EXTRACTED RECORDS -

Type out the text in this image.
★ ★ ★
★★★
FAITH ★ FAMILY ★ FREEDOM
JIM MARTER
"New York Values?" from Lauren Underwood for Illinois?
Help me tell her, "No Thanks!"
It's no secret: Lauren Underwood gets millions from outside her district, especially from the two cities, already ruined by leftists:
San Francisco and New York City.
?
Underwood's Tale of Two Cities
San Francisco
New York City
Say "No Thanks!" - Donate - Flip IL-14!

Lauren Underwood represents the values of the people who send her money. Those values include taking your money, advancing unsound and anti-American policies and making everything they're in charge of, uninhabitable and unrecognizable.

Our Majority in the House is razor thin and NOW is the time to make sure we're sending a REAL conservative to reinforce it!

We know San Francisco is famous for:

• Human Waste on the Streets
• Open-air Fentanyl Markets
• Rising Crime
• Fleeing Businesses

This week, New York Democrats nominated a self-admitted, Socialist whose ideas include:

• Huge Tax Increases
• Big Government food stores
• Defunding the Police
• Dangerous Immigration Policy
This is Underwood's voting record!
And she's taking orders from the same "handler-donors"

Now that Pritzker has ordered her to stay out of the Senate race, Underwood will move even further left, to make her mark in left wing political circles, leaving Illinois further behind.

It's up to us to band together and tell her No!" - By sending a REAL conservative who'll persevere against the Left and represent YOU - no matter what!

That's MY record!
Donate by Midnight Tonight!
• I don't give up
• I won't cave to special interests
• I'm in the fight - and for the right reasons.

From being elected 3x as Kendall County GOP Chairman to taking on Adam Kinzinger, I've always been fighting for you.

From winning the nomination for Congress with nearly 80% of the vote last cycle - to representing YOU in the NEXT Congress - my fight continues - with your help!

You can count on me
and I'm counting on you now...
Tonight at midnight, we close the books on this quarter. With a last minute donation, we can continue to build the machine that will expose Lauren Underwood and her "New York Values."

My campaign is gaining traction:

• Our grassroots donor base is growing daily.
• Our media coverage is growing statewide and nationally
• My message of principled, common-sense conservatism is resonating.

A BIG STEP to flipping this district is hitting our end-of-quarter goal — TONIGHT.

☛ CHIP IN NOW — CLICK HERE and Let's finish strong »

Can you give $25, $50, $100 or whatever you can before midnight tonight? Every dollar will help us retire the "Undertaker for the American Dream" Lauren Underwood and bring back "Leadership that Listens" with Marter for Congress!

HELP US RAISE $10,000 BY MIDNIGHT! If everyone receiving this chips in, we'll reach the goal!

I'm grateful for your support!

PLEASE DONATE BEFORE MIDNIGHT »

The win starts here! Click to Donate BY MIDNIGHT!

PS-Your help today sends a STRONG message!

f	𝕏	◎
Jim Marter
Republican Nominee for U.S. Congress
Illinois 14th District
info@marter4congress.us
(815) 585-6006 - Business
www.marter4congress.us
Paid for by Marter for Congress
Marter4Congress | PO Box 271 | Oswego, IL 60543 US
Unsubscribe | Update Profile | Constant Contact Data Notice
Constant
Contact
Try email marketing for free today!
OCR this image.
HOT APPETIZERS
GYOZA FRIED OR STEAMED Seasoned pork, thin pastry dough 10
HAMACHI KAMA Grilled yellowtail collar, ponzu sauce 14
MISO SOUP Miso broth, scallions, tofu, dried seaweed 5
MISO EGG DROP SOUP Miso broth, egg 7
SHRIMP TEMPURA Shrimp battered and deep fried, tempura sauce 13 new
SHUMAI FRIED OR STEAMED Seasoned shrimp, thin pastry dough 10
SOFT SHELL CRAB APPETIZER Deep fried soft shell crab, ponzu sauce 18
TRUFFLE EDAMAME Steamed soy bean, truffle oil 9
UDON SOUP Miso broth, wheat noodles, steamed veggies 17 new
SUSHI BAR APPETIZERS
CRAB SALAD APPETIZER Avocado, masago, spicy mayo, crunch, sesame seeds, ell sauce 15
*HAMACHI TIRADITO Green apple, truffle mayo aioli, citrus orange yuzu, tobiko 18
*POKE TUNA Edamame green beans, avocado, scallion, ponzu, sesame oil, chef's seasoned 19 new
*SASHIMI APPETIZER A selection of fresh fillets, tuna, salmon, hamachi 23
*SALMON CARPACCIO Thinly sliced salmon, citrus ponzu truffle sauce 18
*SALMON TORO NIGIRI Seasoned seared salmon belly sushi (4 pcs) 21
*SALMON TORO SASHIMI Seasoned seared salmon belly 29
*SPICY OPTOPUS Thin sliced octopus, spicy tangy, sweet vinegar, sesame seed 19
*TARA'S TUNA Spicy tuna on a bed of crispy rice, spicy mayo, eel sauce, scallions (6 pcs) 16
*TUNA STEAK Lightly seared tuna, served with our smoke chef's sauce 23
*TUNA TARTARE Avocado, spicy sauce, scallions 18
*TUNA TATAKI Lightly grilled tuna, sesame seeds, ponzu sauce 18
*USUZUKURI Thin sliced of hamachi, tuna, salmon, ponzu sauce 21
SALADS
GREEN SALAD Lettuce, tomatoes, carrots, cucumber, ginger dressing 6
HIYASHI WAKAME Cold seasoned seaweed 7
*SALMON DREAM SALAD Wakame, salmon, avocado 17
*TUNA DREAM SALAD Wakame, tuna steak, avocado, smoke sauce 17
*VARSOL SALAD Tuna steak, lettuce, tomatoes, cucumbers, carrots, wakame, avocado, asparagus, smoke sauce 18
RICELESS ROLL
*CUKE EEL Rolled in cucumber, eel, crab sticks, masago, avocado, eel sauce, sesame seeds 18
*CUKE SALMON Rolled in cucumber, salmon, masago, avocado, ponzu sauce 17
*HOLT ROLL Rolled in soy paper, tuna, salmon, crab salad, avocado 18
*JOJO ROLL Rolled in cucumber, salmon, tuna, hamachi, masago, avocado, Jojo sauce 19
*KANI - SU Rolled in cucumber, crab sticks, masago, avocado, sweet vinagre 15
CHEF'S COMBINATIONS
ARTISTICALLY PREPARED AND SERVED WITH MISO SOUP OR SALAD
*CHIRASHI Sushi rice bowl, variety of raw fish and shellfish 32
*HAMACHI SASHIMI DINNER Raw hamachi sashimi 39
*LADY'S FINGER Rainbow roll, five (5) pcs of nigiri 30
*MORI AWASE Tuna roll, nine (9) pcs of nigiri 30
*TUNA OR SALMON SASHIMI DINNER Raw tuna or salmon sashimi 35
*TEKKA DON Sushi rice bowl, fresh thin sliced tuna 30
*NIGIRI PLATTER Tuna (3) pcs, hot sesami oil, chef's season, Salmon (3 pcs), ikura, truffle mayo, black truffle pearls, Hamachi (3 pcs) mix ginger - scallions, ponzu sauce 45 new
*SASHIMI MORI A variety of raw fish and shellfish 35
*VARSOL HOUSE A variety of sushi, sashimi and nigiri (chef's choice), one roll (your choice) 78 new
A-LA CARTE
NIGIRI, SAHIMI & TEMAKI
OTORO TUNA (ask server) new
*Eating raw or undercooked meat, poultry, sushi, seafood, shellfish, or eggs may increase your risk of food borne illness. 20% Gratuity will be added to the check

GOAL - In the entries above, count each line that holds "food". Give the total and nothing else.

ANSWER TO THE PROBLEM - 2